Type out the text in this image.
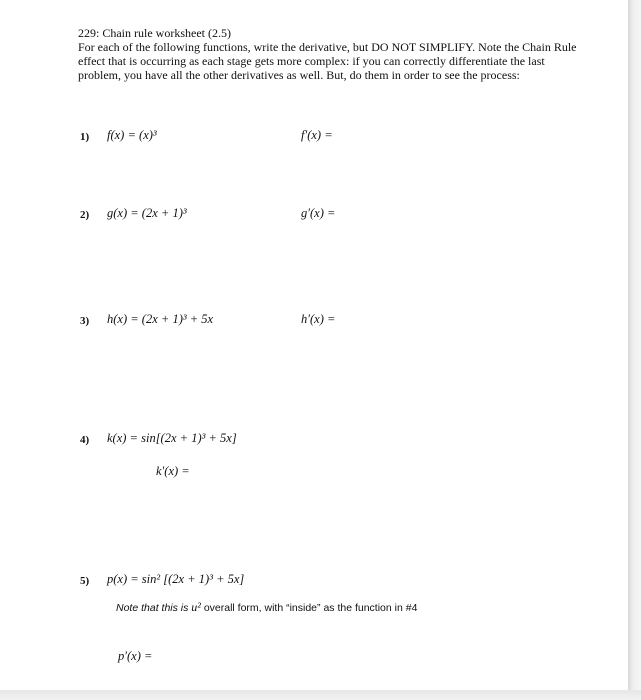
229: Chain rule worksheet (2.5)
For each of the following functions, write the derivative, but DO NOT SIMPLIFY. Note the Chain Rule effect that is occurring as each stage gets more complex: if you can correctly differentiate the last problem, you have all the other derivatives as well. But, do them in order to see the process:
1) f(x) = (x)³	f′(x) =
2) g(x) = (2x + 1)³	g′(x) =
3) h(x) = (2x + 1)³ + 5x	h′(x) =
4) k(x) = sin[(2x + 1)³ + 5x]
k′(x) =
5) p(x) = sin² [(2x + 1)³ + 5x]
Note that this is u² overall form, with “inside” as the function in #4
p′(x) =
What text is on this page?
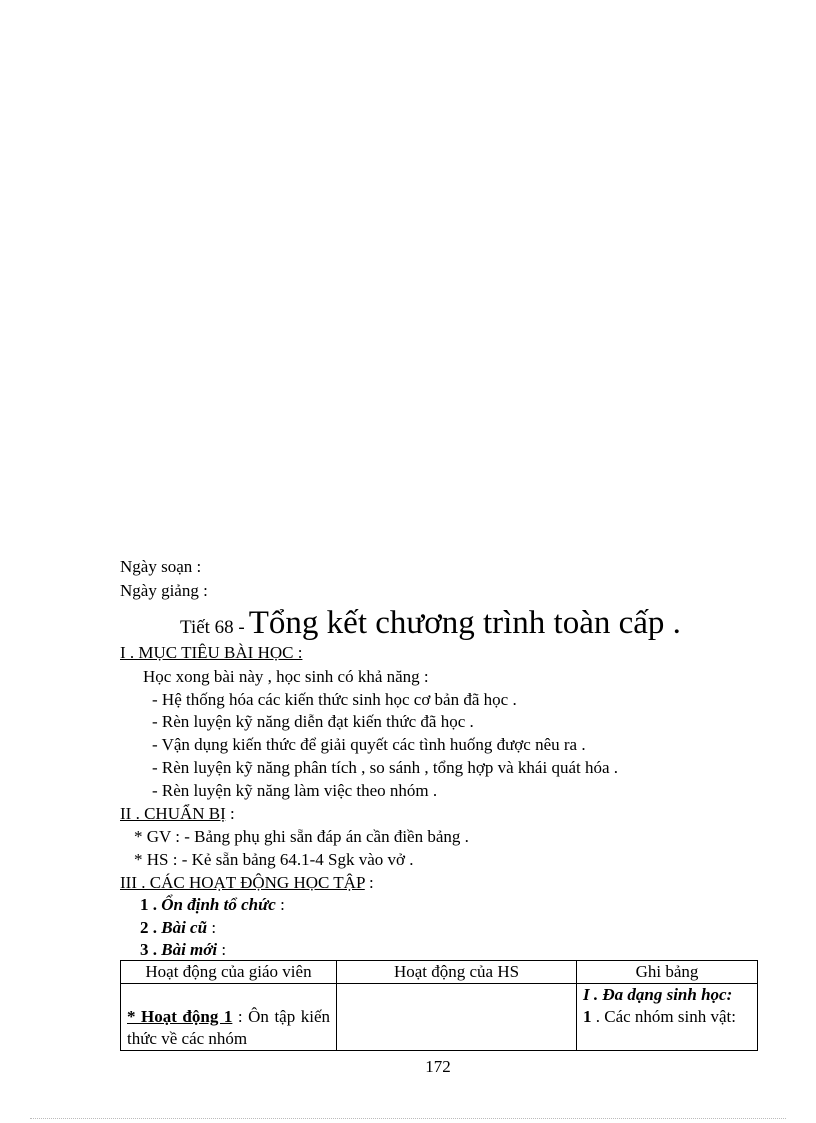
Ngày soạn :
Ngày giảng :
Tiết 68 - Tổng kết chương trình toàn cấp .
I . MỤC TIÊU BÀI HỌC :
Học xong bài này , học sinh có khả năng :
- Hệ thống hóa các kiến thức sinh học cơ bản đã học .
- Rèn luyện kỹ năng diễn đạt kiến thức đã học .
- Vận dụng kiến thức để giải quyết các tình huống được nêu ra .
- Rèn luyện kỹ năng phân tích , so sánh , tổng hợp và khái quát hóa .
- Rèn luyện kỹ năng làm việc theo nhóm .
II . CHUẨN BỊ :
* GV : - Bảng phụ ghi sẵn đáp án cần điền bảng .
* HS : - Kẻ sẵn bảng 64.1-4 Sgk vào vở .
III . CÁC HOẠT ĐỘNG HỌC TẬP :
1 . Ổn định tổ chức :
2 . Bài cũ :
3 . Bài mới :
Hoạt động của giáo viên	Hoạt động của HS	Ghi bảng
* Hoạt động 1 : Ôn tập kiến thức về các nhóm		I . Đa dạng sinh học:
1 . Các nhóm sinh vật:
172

--

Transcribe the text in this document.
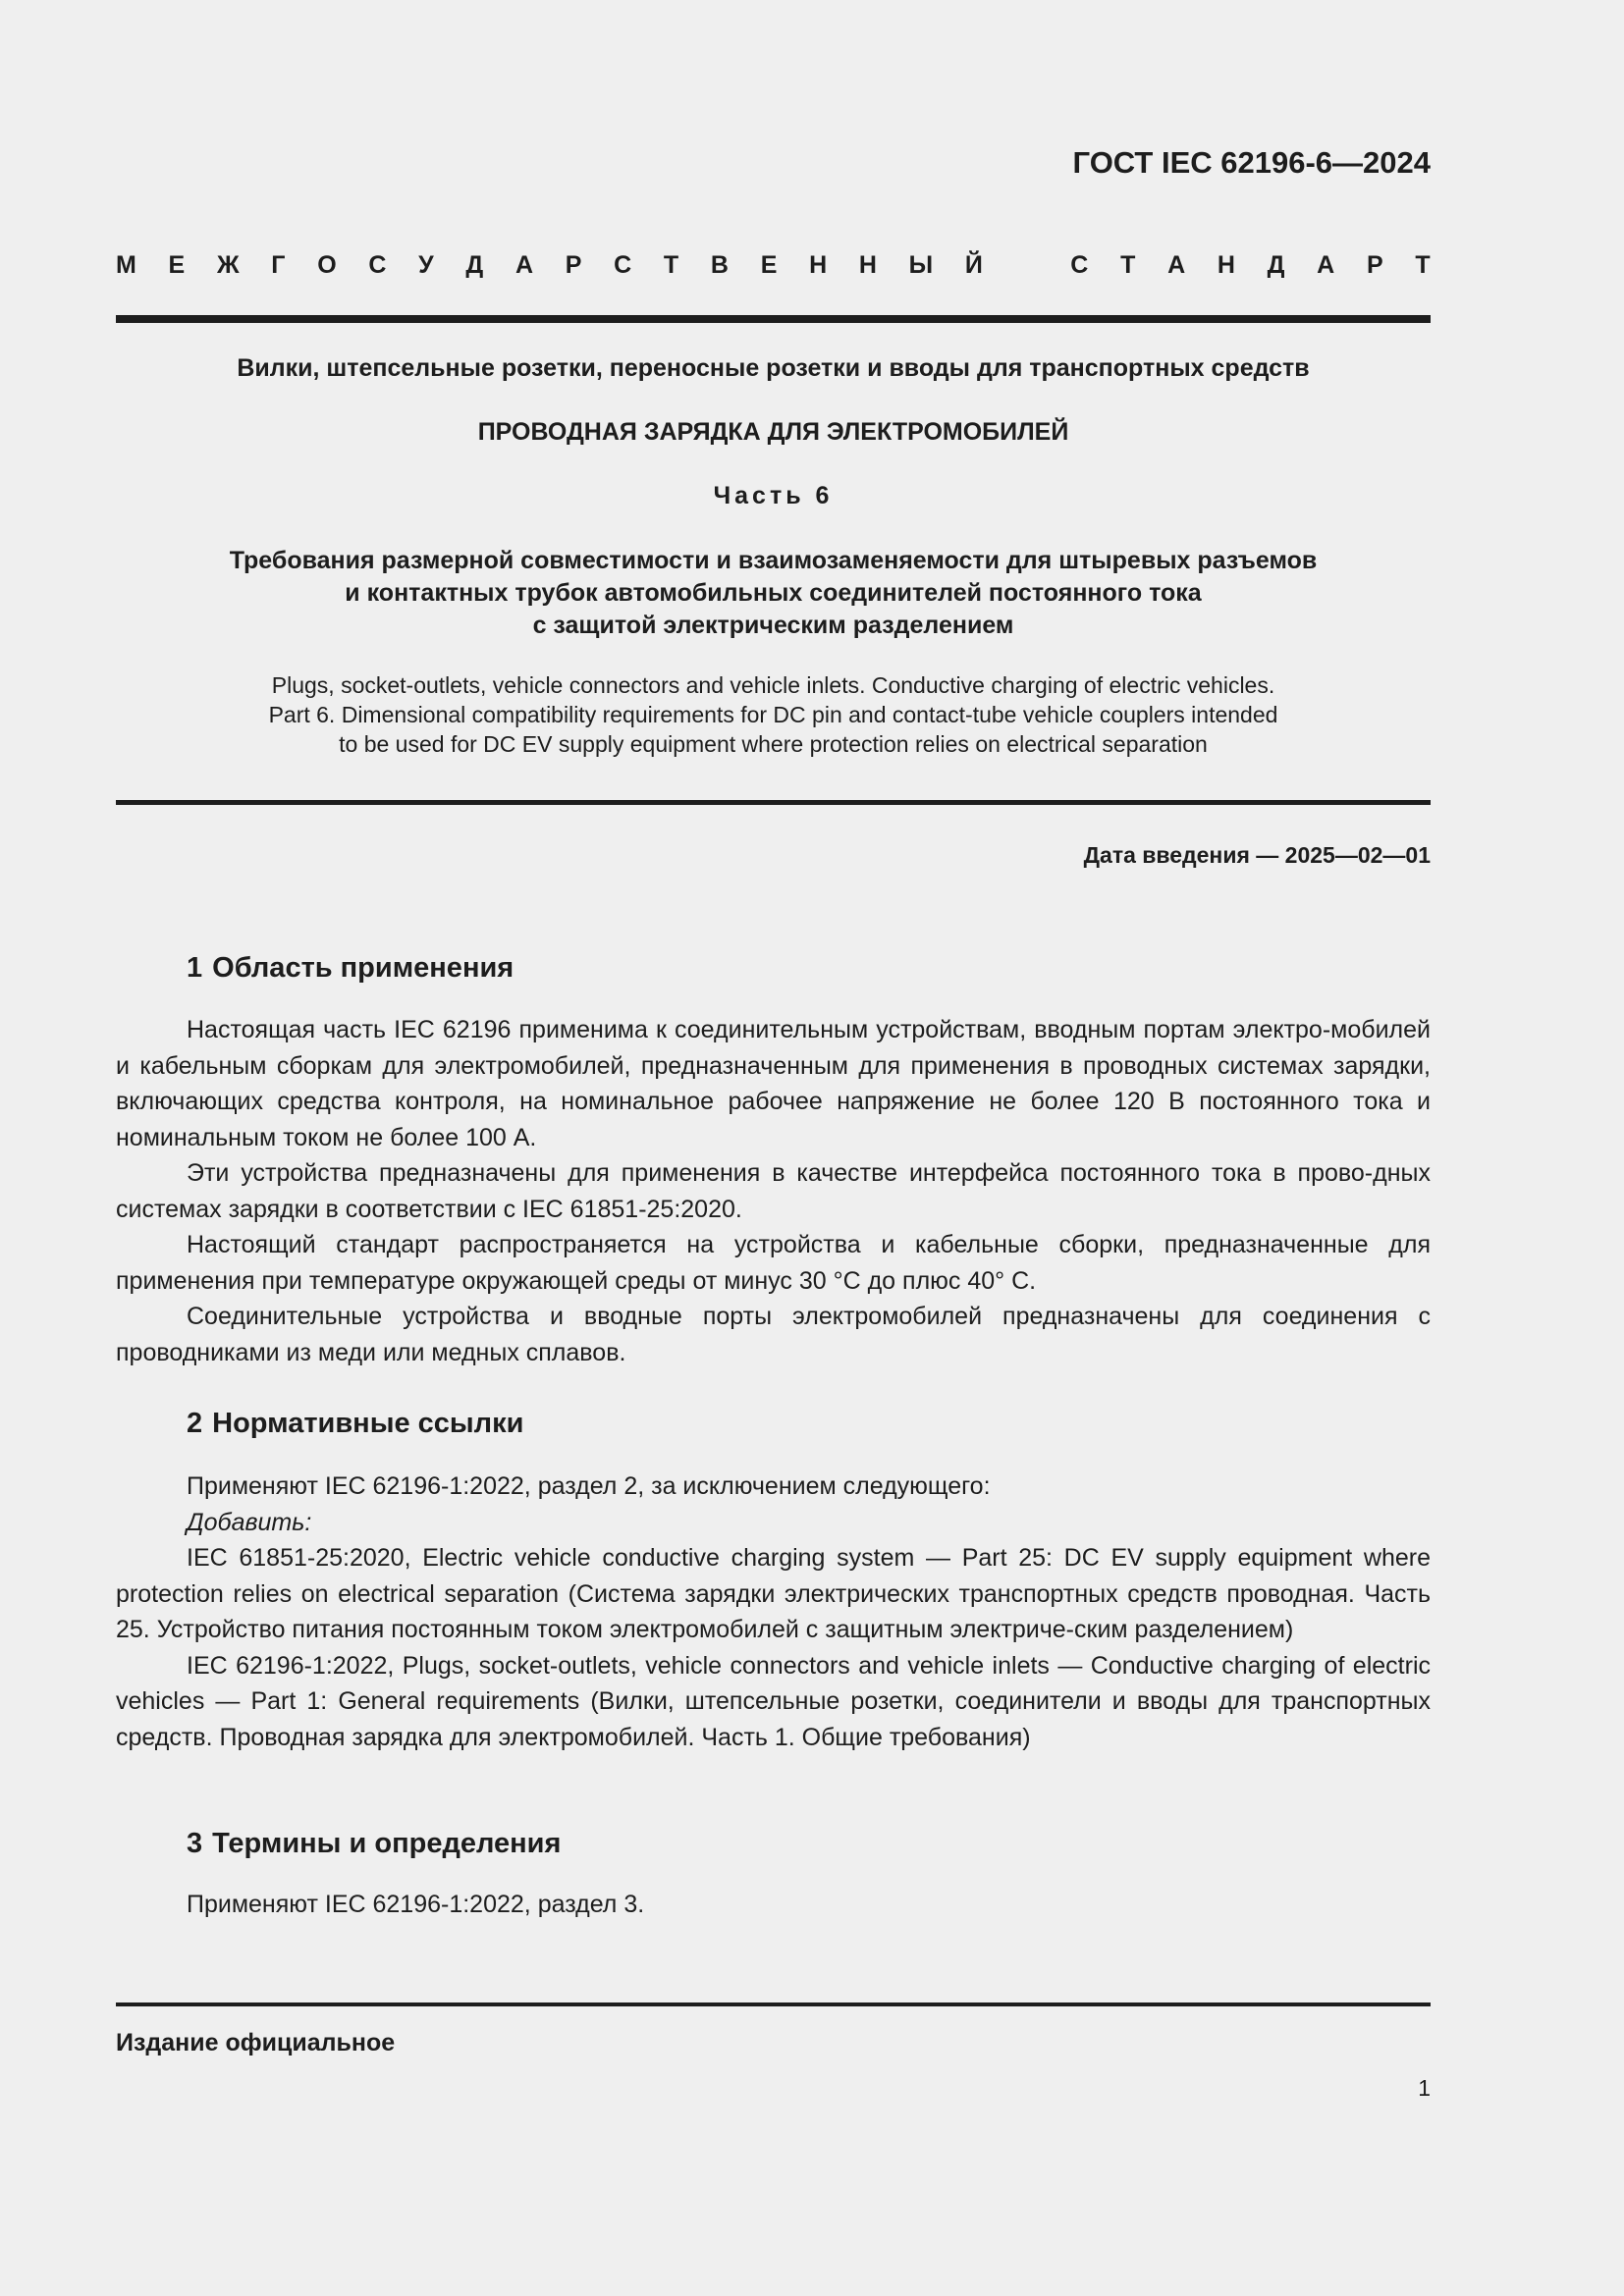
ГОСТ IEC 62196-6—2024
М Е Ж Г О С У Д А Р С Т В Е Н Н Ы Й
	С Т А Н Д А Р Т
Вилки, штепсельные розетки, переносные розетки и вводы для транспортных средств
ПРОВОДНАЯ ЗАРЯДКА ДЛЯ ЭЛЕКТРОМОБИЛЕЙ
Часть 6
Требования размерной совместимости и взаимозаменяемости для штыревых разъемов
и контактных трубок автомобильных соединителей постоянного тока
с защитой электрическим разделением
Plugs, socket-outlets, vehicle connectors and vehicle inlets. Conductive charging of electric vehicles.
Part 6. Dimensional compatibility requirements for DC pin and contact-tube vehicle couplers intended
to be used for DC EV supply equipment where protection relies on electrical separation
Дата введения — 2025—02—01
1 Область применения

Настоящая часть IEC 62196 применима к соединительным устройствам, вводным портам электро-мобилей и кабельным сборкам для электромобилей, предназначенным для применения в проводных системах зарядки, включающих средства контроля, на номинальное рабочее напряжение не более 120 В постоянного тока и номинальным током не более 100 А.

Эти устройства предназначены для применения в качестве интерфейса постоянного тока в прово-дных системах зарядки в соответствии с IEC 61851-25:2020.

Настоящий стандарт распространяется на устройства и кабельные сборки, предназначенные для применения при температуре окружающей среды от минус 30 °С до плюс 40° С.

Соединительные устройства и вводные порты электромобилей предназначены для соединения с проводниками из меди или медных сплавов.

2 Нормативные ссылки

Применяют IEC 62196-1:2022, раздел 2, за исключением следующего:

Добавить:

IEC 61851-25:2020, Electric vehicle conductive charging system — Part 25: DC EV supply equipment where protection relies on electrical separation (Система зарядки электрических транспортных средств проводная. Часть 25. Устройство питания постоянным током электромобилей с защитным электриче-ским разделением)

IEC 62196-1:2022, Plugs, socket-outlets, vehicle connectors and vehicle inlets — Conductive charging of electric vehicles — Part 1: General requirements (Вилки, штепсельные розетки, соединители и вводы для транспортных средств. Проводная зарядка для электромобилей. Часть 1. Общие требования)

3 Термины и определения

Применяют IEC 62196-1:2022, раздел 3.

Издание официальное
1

▶ **Problem to work on**: Find each line holding "luyện". Copy it out.

▶ **Response below**:
- Rèn luyện kỹ năng diễn đạt kiến thức đã học .
- Rèn luyện kỹ năng phân tích , so sánh , tổng hợp và khái quát hóa .
- Rèn luyện kỹ năng làm việc theo nhóm .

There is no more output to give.